▸ **INFORMATION PROVIDED**
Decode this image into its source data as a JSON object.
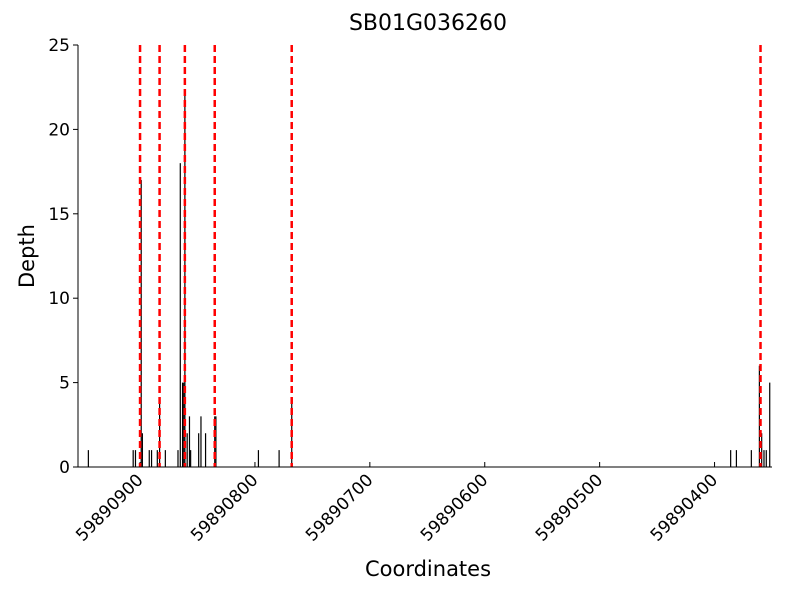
{
  "chart_data": {
    "type": "bar",
    "title": "SB01G036260",
    "x_label": "Coordinates",
    "y_label": "Depth",
    "x": [
      59890945,
      59890906,
      59890904,
      59890899,
      59890898,
      59890892,
      59890890,
      59890885,
      59890883,
      59890878,
      59890867,
      59890865,
      59890863,
      59890862,
      59890861,
      59890859,
      59890857,
      59890856,
      59890849,
      59890847,
      59890843,
      59890835,
      59890834,
      59890797,
      59890779,
      59890768,
      59890386,
      59890381,
      59890368,
      59890361,
      59890359,
      59890357,
      59890355,
      59890352
    ],
    "values": [
      1,
      1,
      1,
      17,
      2,
      1,
      1,
      1,
      4,
      1,
      1,
      18,
      5,
      5,
      22,
      2,
      3,
      1,
      2,
      3,
      2,
      3,
      3,
      1,
      1,
      4,
      1,
      1,
      1,
      6,
      2,
      1,
      1,
      5
    ],
    "color": "#000000",
    "vlines": [
      59890900,
      59890883,
      59890861,
      59890835,
      59890768,
      59890360
    ],
    "vline_color": "#ff0000",
    "xlim": [
      59890954,
      59890350
    ],
    "ylim": [
      0,
      25
    ],
    "xticks": [
      59890900,
      59890800,
      59890700,
      59890600,
      59890500,
      59890400
    ],
    "yticks": [
      0,
      5,
      10,
      15,
      20,
      25
    ]
  }
}
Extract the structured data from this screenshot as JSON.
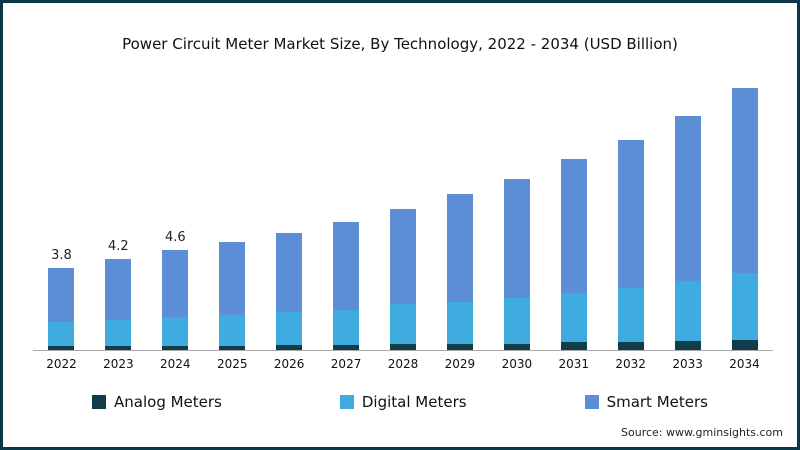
{
  "chart_data": {
    "type": "bar",
    "stacked": true,
    "title": "Power Circuit Meter Market Size, By Technology, 2022 - 2034 (USD Billion)",
    "xlabel": "",
    "ylabel": "",
    "ylim": [
      0,
      13
    ],
    "grid": false,
    "legend_position": "bottom",
    "categories": [
      "2022",
      "2023",
      "2024",
      "2025",
      "2026",
      "2027",
      "2028",
      "2029",
      "2030",
      "2031",
      "2032",
      "2033",
      "2034"
    ],
    "series": [
      {
        "name": "Analog Meters",
        "color": "#113c4a",
        "values": [
          0.2,
          0.2,
          0.2,
          0.2,
          0.25,
          0.25,
          0.3,
          0.3,
          0.3,
          0.35,
          0.35,
          0.4,
          0.45
        ]
      },
      {
        "name": "Digital Meters",
        "color": "#3fabdf",
        "values": [
          1.1,
          1.2,
          1.3,
          1.4,
          1.5,
          1.6,
          1.8,
          1.9,
          2.1,
          2.3,
          2.5,
          2.8,
          3.1
        ]
      },
      {
        "name": "Smart Meters",
        "color": "#5b8ed5",
        "values": [
          2.5,
          2.8,
          3.1,
          3.4,
          3.65,
          4.05,
          4.4,
          5.0,
          5.5,
          6.15,
          6.85,
          7.6,
          8.55
        ]
      }
    ],
    "totals": [
      3.8,
      4.2,
      4.6,
      5.0,
      5.4,
      5.9,
      6.5,
      7.2,
      7.9,
      8.8,
      9.7,
      10.8,
      12.1
    ],
    "bar_labels": [
      "3.8",
      "4.2",
      "4.6",
      "",
      "",
      "",
      "",
      "",
      "",
      "",
      "",
      "",
      ""
    ]
  },
  "source": "Source: www.gminsights.com",
  "colors": {
    "frame_border": "#0a3847",
    "axis_line": "#a9a9a9"
  }
}
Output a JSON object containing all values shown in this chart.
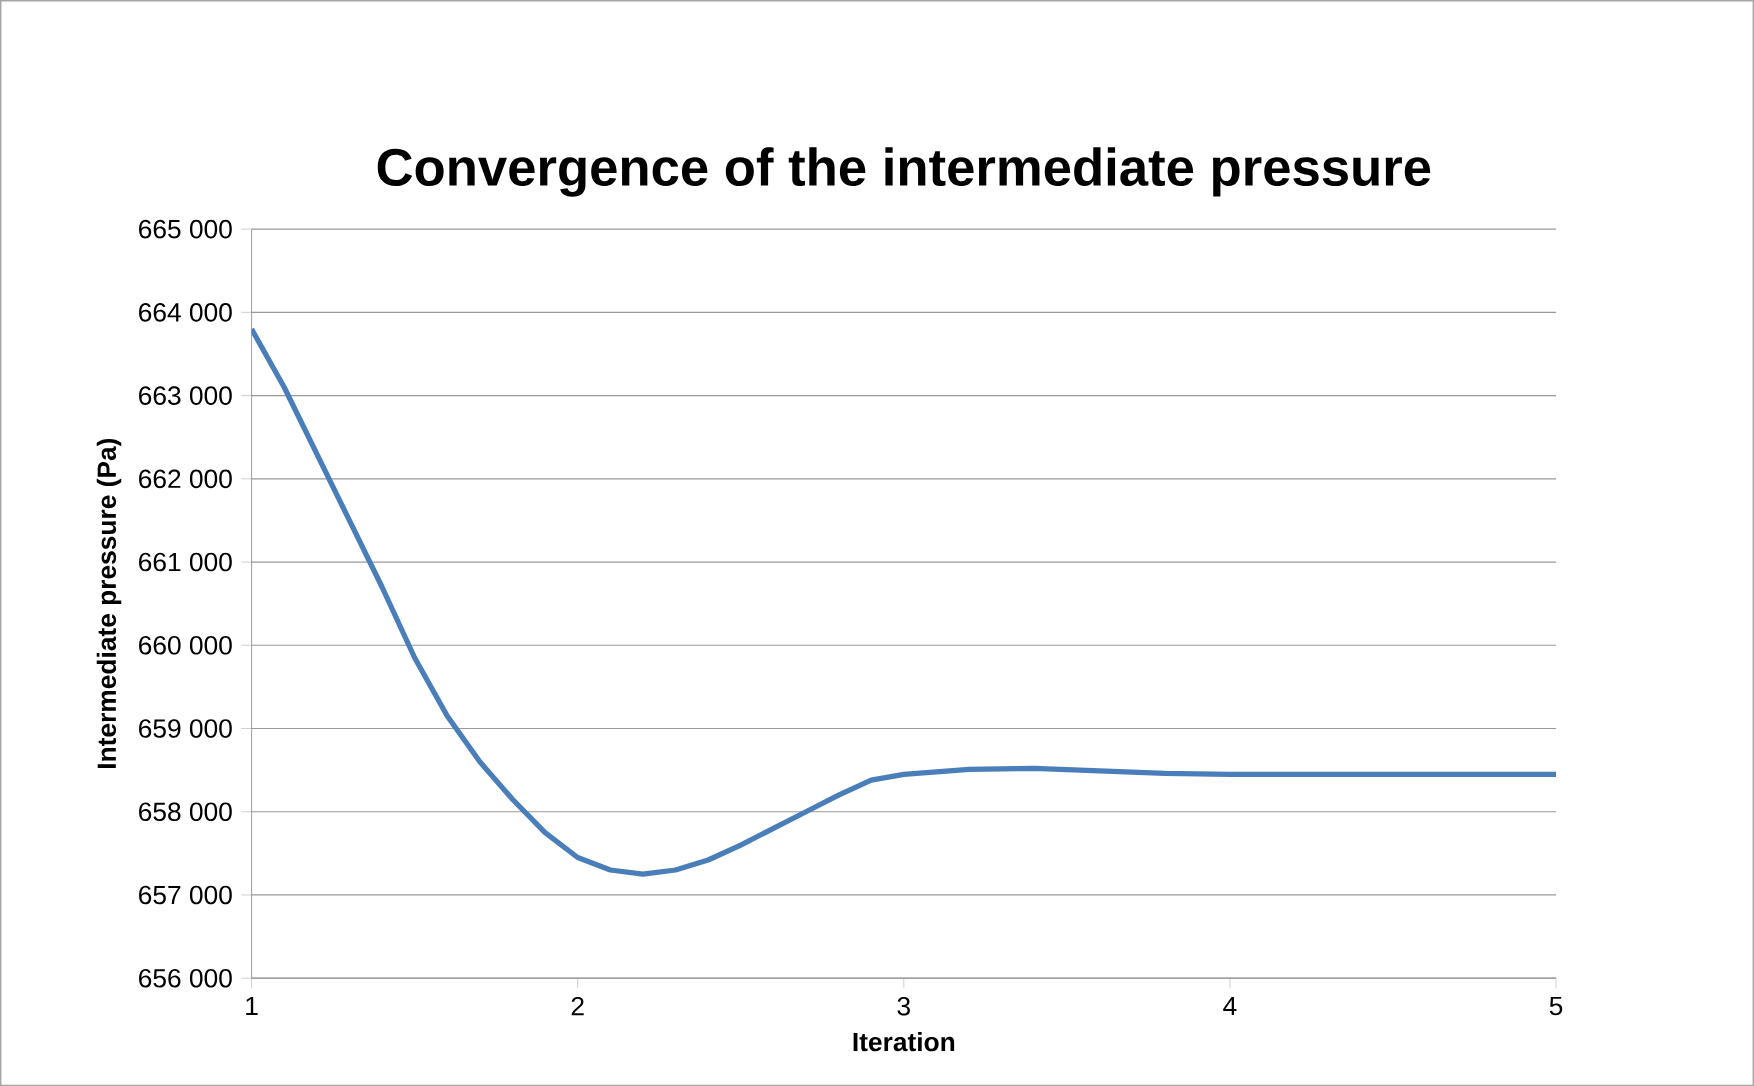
{
  "chart_data": {
    "type": "line",
    "title": "Convergence of the intermediate pressure",
    "xlabel": "Iteration",
    "ylabel": "Intermediate pressure (Pa)",
    "x": [
      1,
      1.1,
      1.2,
      1.3,
      1.4,
      1.5,
      1.6,
      1.7,
      1.8,
      1.9,
      2,
      2.1,
      2.2,
      2.3,
      2.4,
      2.5,
      2.6,
      2.7,
      2.8,
      2.9,
      3,
      3.2,
      3.4,
      3.6,
      3.8,
      4,
      4.5,
      5
    ],
    "series": [
      {
        "color": "#4a7ebb",
        "values": [
          663800,
          663100,
          662300,
          661500,
          660700,
          659850,
          659150,
          658600,
          658150,
          657750,
          657450,
          657300,
          657250,
          657300,
          657420,
          657600,
          657800,
          658000,
          658200,
          658380,
          658450,
          658510,
          658520,
          658490,
          658460,
          658450,
          658450,
          658450
        ]
      }
    ],
    "xlim": [
      1,
      5
    ],
    "xticks": [
      1,
      2,
      3,
      4,
      5
    ],
    "ylim": [
      656000,
      665000
    ],
    "yticks": [
      {
        "value": 656000,
        "label": "656 000"
      },
      {
        "value": 657000,
        "label": "657 000"
      },
      {
        "value": 658000,
        "label": "658 000"
      },
      {
        "value": 659000,
        "label": "659 000"
      },
      {
        "value": 660000,
        "label": "660 000"
      },
      {
        "value": 661000,
        "label": "661 000"
      },
      {
        "value": 662000,
        "label": "662 000"
      },
      {
        "value": 663000,
        "label": "663 000"
      },
      {
        "value": 664000,
        "label": "664 000"
      },
      {
        "value": 665000,
        "label": "665 000"
      }
    ],
    "grid": "y",
    "marker": "none",
    "line_style": "solid"
  }
}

▸ **GIVEN PROBLEM**
Output all of the data exactly as it stands, minus any images.

▸ **THE REPLY**
Decode this image into its source data as a JSON object.
{
  "chart_data": {
    "type": "bar",
    "title": "SB01G036260",
    "x_label": "Coordinates",
    "y_label": "Depth",
    "x": [
      59890945,
      59890906,
      59890904,
      59890899,
      59890898,
      59890892,
      59890890,
      59890885,
      59890883,
      59890878,
      59890867,
      59890865,
      59890863,
      59890862,
      59890861,
      59890859,
      59890857,
      59890856,
      59890849,
      59890847,
      59890843,
      59890835,
      59890834,
      59890797,
      59890779,
      59890768,
      59890386,
      59890381,
      59890368,
      59890361,
      59890359,
      59890357,
      59890355,
      59890352
    ],
    "values": [
      1,
      1,
      1,
      17,
      2,
      1,
      1,
      1,
      4,
      1,
      1,
      18,
      5,
      5,
      22,
      2,
      3,
      1,
      2,
      3,
      2,
      3,
      3,
      1,
      1,
      4,
      1,
      1,
      1,
      6,
      2,
      1,
      1,
      5
    ],
    "color": "#000000",
    "vlines": [
      59890900,
      59890883,
      59890861,
      59890835,
      59890768,
      59890360
    ],
    "vline_color": "#ff0000",
    "xlim": [
      59890954,
      59890350
    ],
    "ylim": [
      0,
      25
    ],
    "xticks": [
      59890900,
      59890800,
      59890700,
      59890600,
      59890500,
      59890400
    ],
    "yticks": [
      0,
      5,
      10,
      15,
      20,
      25
    ]
  }
}
Extract the structured data from this screenshot as JSON.
{
  "chart_data": {
    "type": "bar",
    "stacked": true,
    "title": "Power Circuit Meter Market Size, By Technology, 2022 - 2034 (USD Billion)",
    "xlabel": "",
    "ylabel": "",
    "ylim": [
      0,
      13
    ],
    "grid": false,
    "legend_position": "bottom",
    "categories": [
      "2022",
      "2023",
      "2024",
      "2025",
      "2026",
      "2027",
      "2028",
      "2029",
      "2030",
      "2031",
      "2032",
      "2033",
      "2034"
    ],
    "series": [
      {
        "name": "Analog Meters",
        "color": "#113c4a",
        "values": [
          0.2,
          0.2,
          0.2,
          0.2,
          0.25,
          0.25,
          0.3,
          0.3,
          0.3,
          0.35,
          0.35,
          0.4,
          0.45
        ]
      },
      {
        "name": "Digital Meters",
        "color": "#3fabdf",
        "values": [
          1.1,
          1.2,
          1.3,
          1.4,
          1.5,
          1.6,
          1.8,
          1.9,
          2.1,
          2.3,
          2.5,
          2.8,
          3.1
        ]
      },
      {
        "name": "Smart Meters",
        "color": "#5b8ed5",
        "values": [
          2.5,
          2.8,
          3.1,
          3.4,
          3.65,
          4.05,
          4.4,
          5.0,
          5.5,
          6.15,
          6.85,
          7.6,
          8.55
        ]
      }
    ],
    "totals": [
      3.8,
      4.2,
      4.6,
      5.0,
      5.4,
      5.9,
      6.5,
      7.2,
      7.9,
      8.8,
      9.7,
      10.8,
      12.1
    ],
    "bar_labels": [
      "3.8",
      "4.2",
      "4.6",
      "",
      "",
      "",
      "",
      "",
      "",
      "",
      "",
      "",
      ""
    ]
  },
  "source": "Source: www.gminsights.com",
  "colors": {
    "frame_border": "#0a3847",
    "axis_line": "#a9a9a9"
  }
}
Output a JSON object containing all values shown in this chart.
{
  "chart_data": {
    "type": "line",
    "title": "Convergence of the intermediate pressure",
    "xlabel": "Iteration",
    "ylabel": "Intermediate pressure (Pa)",
    "x": [
      1,
      1.1,
      1.2,
      1.3,
      1.4,
      1.5,
      1.6,
      1.7,
      1.8,
      1.9,
      2,
      2.1,
      2.2,
      2.3,
      2.4,
      2.5,
      2.6,
      2.7,
      2.8,
      2.9,
      3,
      3.2,
      3.4,
      3.6,
      3.8,
      4,
      4.5,
      5
    ],
    "series": [
      {
        "color": "#4a7ebb",
        "values": [
          663800,
          663100,
          662300,
          661500,
          660700,
          659850,
          659150,
          658600,
          658150,
          657750,
          657450,
          657300,
          657250,
          657300,
          657420,
          657600,
          657800,
          658000,
          658200,
          658380,
          658450,
          658510,
          658520,
          658490,
          658460,
          658450,
          658450,
          658450
        ]
      }
    ],
    "xlim": [
      1,
      5
    ],
    "xticks": [
      1,
      2,
      3,
      4,
      5
    ],
    "ylim": [
      656000,
      665000
    ],
    "yticks": [
      {
        "value": 656000,
        "label": "656 000"
      },
      {
        "value": 657000,
        "label": "657 000"
      },
      {
        "value": 658000,
        "label": "658 000"
      },
      {
        "value": 659000,
        "label": "659 000"
      },
      {
        "value": 660000,
        "label": "660 000"
      },
      {
        "value": 661000,
        "label": "661 000"
      },
      {
        "value": 662000,
        "label": "662 000"
      },
      {
        "value": 663000,
        "label": "663 000"
      },
      {
        "value": 664000,
        "label": "664 000"
      },
      {
        "value": 665000,
        "label": "665 000"
      }
    ],
    "grid": "y",
    "marker": "none",
    "line_style": "solid"
  }
}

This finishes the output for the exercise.